| Exercise description |
Of all the lines in the material, how many include the word "Average"? Give only the number.

-- start of Supplied records --

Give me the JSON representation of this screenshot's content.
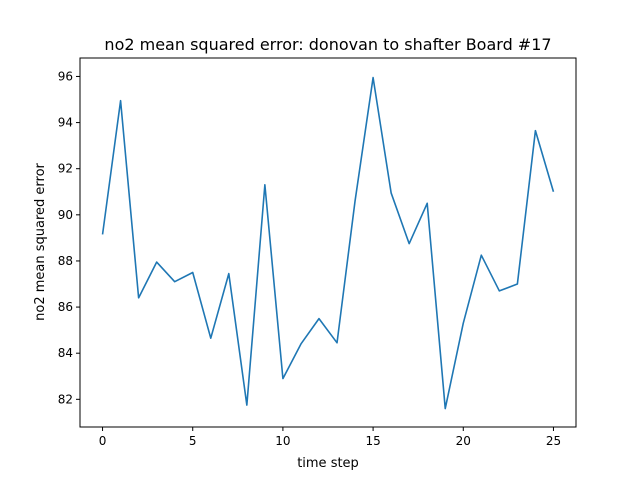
{
  "chart_data": {
    "type": "line",
    "title": "no2 mean squared error: donovan to shafter Board #17",
    "xlabel": "time step",
    "ylabel": "no2 mean squared error",
    "xlim": [
      -1.25,
      26.25
    ],
    "ylim": [
      80.8,
      96.8
    ],
    "xticks": [
      0,
      5,
      10,
      15,
      20,
      25
    ],
    "yticks": [
      82,
      84,
      86,
      88,
      90,
      92,
      94,
      96
    ],
    "grid": false,
    "legend": "none",
    "series": [
      {
        "color": "#1f77b4",
        "x": [
          0,
          1,
          2,
          3,
          4,
          5,
          6,
          7,
          8,
          9,
          10,
          11,
          12,
          13,
          14,
          15,
          16,
          17,
          18,
          19,
          20,
          21,
          22,
          23,
          24,
          25
        ],
        "values": [
          89.15,
          94.95,
          86.4,
          87.95,
          87.1,
          87.5,
          84.65,
          87.45,
          81.75,
          91.3,
          82.9,
          84.4,
          85.5,
          84.45,
          90.6,
          95.95,
          90.95,
          88.75,
          90.5,
          81.6,
          85.3,
          88.25,
          86.7,
          87.0,
          93.65,
          91.0
        ]
      }
    ]
  }
}
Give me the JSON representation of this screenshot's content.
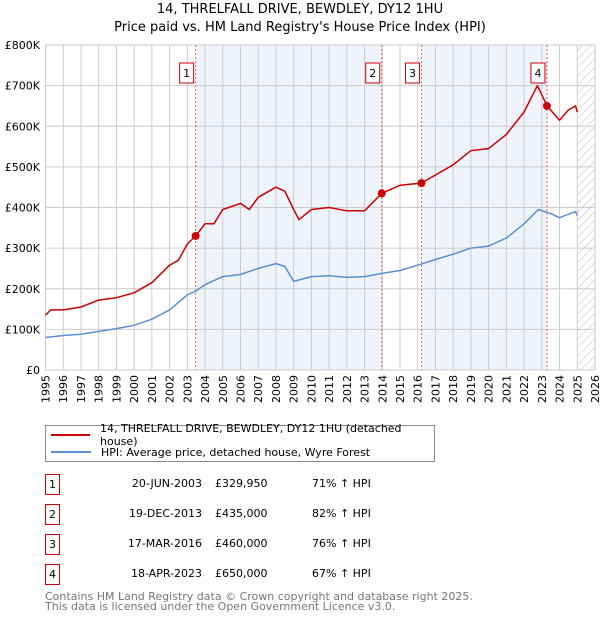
{
  "title": "14, THRELFALL DRIVE, BEWDLEY, DY12 1HU",
  "subtitle": "Price paid vs. HM Land Registry's House Price Index (HPI)",
  "chart_data": {
    "type": "line",
    "title": "14, THRELFALL DRIVE, BEWDLEY, DY12 1HU — Price paid vs. HM Land Registry's House Price Index (HPI)",
    "xlabel": "",
    "ylabel": "",
    "xlim": [
      1995,
      2026
    ],
    "ylim": [
      0,
      800000
    ],
    "x_ticks": [
      "1995",
      "1996",
      "1997",
      "1998",
      "1999",
      "2000",
      "2001",
      "2002",
      "2003",
      "2004",
      "2005",
      "2006",
      "2007",
      "2008",
      "2009",
      "2010",
      "2011",
      "2012",
      "2013",
      "2014",
      "2015",
      "2016",
      "2017",
      "2018",
      "2019",
      "2020",
      "2021",
      "2022",
      "2023",
      "2024",
      "2025",
      "2026"
    ],
    "y_ticks": [
      "£0",
      "£100K",
      "£200K",
      "£300K",
      "£400K",
      "£500K",
      "£600K",
      "£700K",
      "£800K"
    ],
    "grid": true,
    "legend_position": "below",
    "colors": {
      "property": "#cc0000",
      "hpi": "#5b8fd4",
      "shade": "#eef3fc",
      "marker_line": "#e06060"
    },
    "series": [
      {
        "name": "14, THRELFALL DRIVE, BEWDLEY, DY12 1HU (detached house)",
        "x": [
          1995,
          1995.3,
          1996,
          1997,
          1998,
          1999,
          2000,
          2001,
          2002,
          2002.5,
          2003,
          2003.47,
          2004,
          2004.5,
          2005,
          2006,
          2006.5,
          2007,
          2008,
          2008.5,
          2009,
          2009.3,
          2010,
          2011,
          2012,
          2013,
          2013.97,
          2014.5,
          2015,
          2016.2,
          2017,
          2018,
          2019,
          2020,
          2021,
          2022,
          2022.75,
          2023.3,
          2024,
          2024.5,
          2024.9,
          2025
        ],
        "y": [
          135000,
          148000,
          148000,
          155000,
          172000,
          178000,
          190000,
          215000,
          258000,
          270000,
          310000,
          330000,
          360000,
          360000,
          395000,
          410000,
          395000,
          425000,
          450000,
          440000,
          395000,
          370000,
          395000,
          400000,
          392000,
          392000,
          435000,
          445000,
          455000,
          460000,
          480000,
          505000,
          540000,
          545000,
          580000,
          635000,
          700000,
          650000,
          615000,
          640000,
          650000,
          635000
        ]
      },
      {
        "name": "HPI: Average price, detached house, Wyre Forest",
        "x": [
          1995,
          1996,
          1997,
          1998,
          1999,
          2000,
          2001,
          2002,
          2003,
          2003.5,
          2004,
          2005,
          2006,
          2007,
          2008,
          2008.5,
          2009,
          2010,
          2011,
          2012,
          2013,
          2014,
          2015,
          2016,
          2017,
          2018,
          2019,
          2020,
          2021,
          2022,
          2022.8,
          2023.5,
          2024,
          2024.9,
          2025
        ],
        "y": [
          80000,
          85000,
          88000,
          95000,
          102000,
          110000,
          125000,
          148000,
          185000,
          195000,
          210000,
          230000,
          235000,
          250000,
          262000,
          255000,
          218000,
          230000,
          232000,
          228000,
          230000,
          238000,
          245000,
          258000,
          272000,
          285000,
          300000,
          305000,
          325000,
          360000,
          395000,
          385000,
          375000,
          390000,
          380000
        ]
      }
    ],
    "sales": [
      {
        "label": "1",
        "x": 2003.47,
        "y": 329950
      },
      {
        "label": "2",
        "x": 2013.97,
        "y": 435000
      },
      {
        "label": "3",
        "x": 2016.21,
        "y": 460000
      },
      {
        "label": "4",
        "x": 2023.29,
        "y": 650000
      }
    ]
  },
  "legend": {
    "property": "14, THRELFALL DRIVE, BEWDLEY, DY12 1HU (detached house)",
    "hpi": "HPI: Average price, detached house, Wyre Forest"
  },
  "table": [
    {
      "num": "1",
      "date": "20-JUN-2003",
      "price": "£329,950",
      "hpi": "71% ↑ HPI"
    },
    {
      "num": "2",
      "date": "19-DEC-2013",
      "price": "£435,000",
      "hpi": "82% ↑ HPI"
    },
    {
      "num": "3",
      "date": "17-MAR-2016",
      "price": "£460,000",
      "hpi": "76% ↑ HPI"
    },
    {
      "num": "4",
      "date": "18-APR-2023",
      "price": "£650,000",
      "hpi": "67% ↑ HPI"
    }
  ],
  "footer": {
    "line1": "Contains HM Land Registry data © Crown copyright and database right 2025.",
    "line2": "This data is licensed under the Open Government Licence v3.0."
  }
}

-- end of Supplied records --

| Full response |
2